▸ What is needed
Every line of the material is to be quoted verbatim, minus the pictures.

Extracted data entries:
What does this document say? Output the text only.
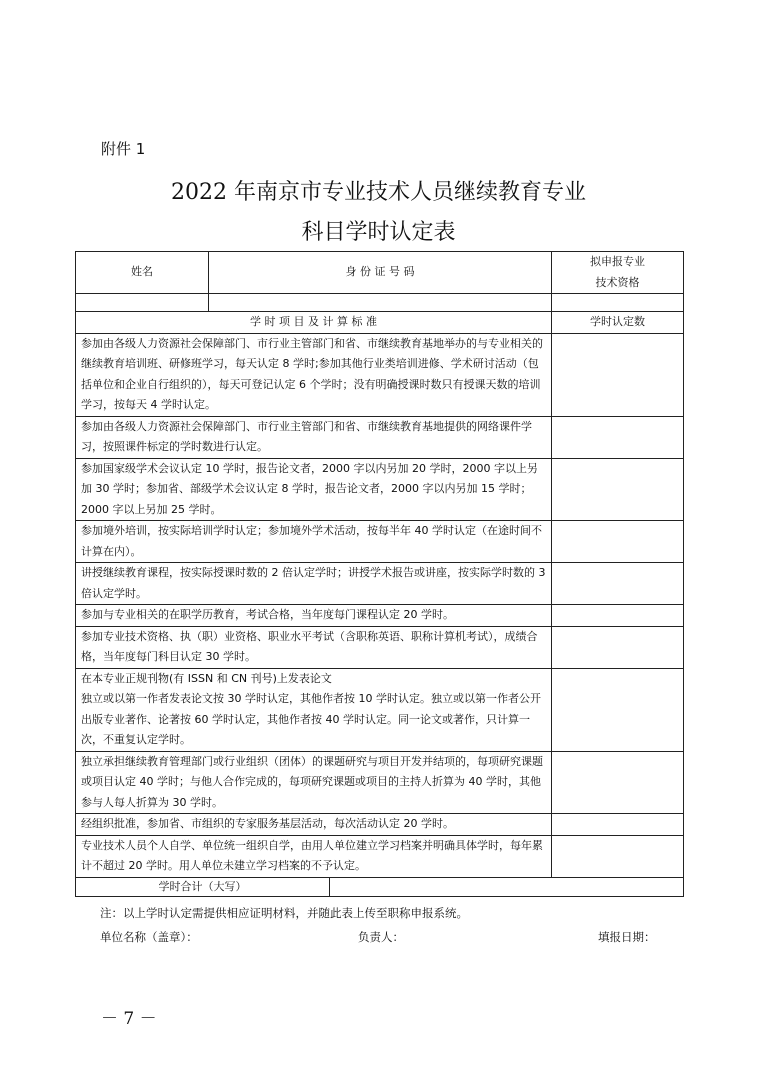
附件 1
2022 年南京市专业技术人员继续教育专业
科目学时认定表
姓名	身 份 证 号 码		拟申报专业
技术资格

学 时 项 目 及 计 算 标 准			学时认定数
参加由各级人力资源社会保障部门、市行业主管部门和省、市继续教育基地举办的与专业相关的继续教育培训班、研修班学习，每天认定 8 学时;参加其他行业类培训进修、学术研讨活动（包括单位和企业自行组织的），每天可登记认定 6 个学时；没有明确授课时数只有授课天数的培训学习，按每天 4 学时认定。			
参加由各级人力资源社会保障部门、市行业主管部门和省、市继续教育基地提供的网络课件学习，按照课件标定的学时数进行认定。			
参加国家级学术会议认定 10 学时，报告论文者，2000 字以内另加 20 学时，2000 字以上另加 30 学时；参加省、部级学术会议认定 8 学时，报告论文者，2000 字以内另加 15 学时；2000 字以上另加 25 学时。			
参加境外培训，按实际培训学时认定；参加境外学术活动，按每半年 40 学时认定（在途时间不计算在内）。			
讲授继续教育课程，按实际授课时数的 2 倍认定学时；讲授学术报告或讲座，按实际学时数的 3 倍认定学时。			
参加与专业相关的在职学历教育，考试合格，当年度每门课程认定 20 学时。			
参加专业技术资格、执（职）业资格、职业水平考试（含职称英语、职称计算机考试），成绩合格，当年度每门科目认定 30 学时。			

在本专业正规刊物(有 ISSN 和 CN 刊号)上发表论文
独立或以第一作者发表论文按 30 学时认定，其他作者按 10 学时认定。独立或以第一作者公开出版专业著作、论著按 60 学时认定，其他作者按 40 学时认定。同一论文或著作，只计算一次，不重复认定学时。			

独立承担继续教育管理部门或行业组织（团体）的课题研究与项目开发并结项的，每项研究课题或项目认定 40 学时；与他人合作完成的，每项研究课题或项目的主持人折算为 40 学时，其他参与人每人折算为 30 学时。			
经组织批准，参加省、市组织的专家服务基层活动，每次活动认定 20 学时。			
专业技术人员个人自学、单位统一组织自学，由用人单位建立学习档案并明确具体学时，每年累计不超过 20 学时。用人单位未建立学习档案的不予认定。			
学时合计（大写）			
注：以上学时认定需提供相应证明材料，并随此表上传至职称申报系统。
单位名称（盖章）：	负责人：	填报日期：
－ 7 －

▸ Solution for this problem
What does this document say? Output the text only.
附件 1
2022 年南京市专业技术人员继续教育专业
科目学时认定表
姓名	身 份 证 号 码		拟申报专业
技术资格

学 时 项 目 及 计 算 标 准			学时认定数
参加由各级人力资源社会保障部门、市行业主管部门和省、市继续教育基地举办的与专业相关的继续教育培训班、研修班学习，每天认定 8 学时;参加其他行业类培训进修、学术研讨活动（包括单位和企业自行组织的），每天可登记认定 6 个学时；没有明确授课时数只有授课天数的培训学习，按每天 4 学时认定。			
参加由各级人力资源社会保障部门、市行业主管部门和省、市继续教育基地提供的网络课件学习，按照课件标定的学时数进行认定。			
参加国家级学术会议认定 10 学时，报告论文者，2000 字以内另加 20 学时，2000 字以上另加 30 学时；参加省、部级学术会议认定 8 学时，报告论文者，2000 字以内另加 15 学时；2000 字以上另加 25 学时。			
参加境外培训，按实际培训学时认定；参加境外学术活动，按每半年 40 学时认定（在途时间不计算在内）。			
讲授继续教育课程，按实际授课时数的 2 倍认定学时；讲授学术报告或讲座，按实际学时数的 3 倍认定学时。			
参加与专业相关的在职学历教育，考试合格，当年度每门课程认定 20 学时。			
参加专业技术资格、执（职）业资格、职业水平考试（含职称英语、职称计算机考试），成绩合格，当年度每门科目认定 30 学时。			

在本专业正规刊物(有 ISSN 和 CN 刊号)上发表论文
独立或以第一作者发表论文按 30 学时认定，其他作者按 10 学时认定。独立或以第一作者公开出版专业著作、论著按 60 学时认定，其他作者按 40 学时认定。同一论文或著作，只计算一次，不重复认定学时。			

独立承担继续教育管理部门或行业组织（团体）的课题研究与项目开发并结项的，每项研究课题或项目认定 40 学时；与他人合作完成的，每项研究课题或项目的主持人折算为 40 学时，其他参与人每人折算为 30 学时。			
经组织批准，参加省、市组织的专家服务基层活动，每次活动认定 20 学时。			
专业技术人员个人自学、单位统一组织自学，由用人单位建立学习档案并明确具体学时，每年累计不超过 20 学时。用人单位未建立学习档案的不予认定。			
学时合计（大写）			
注：以上学时认定需提供相应证明材料，并随此表上传至职称申报系统。
单位名称（盖章）：	负责人：	填报日期：
－ 7 －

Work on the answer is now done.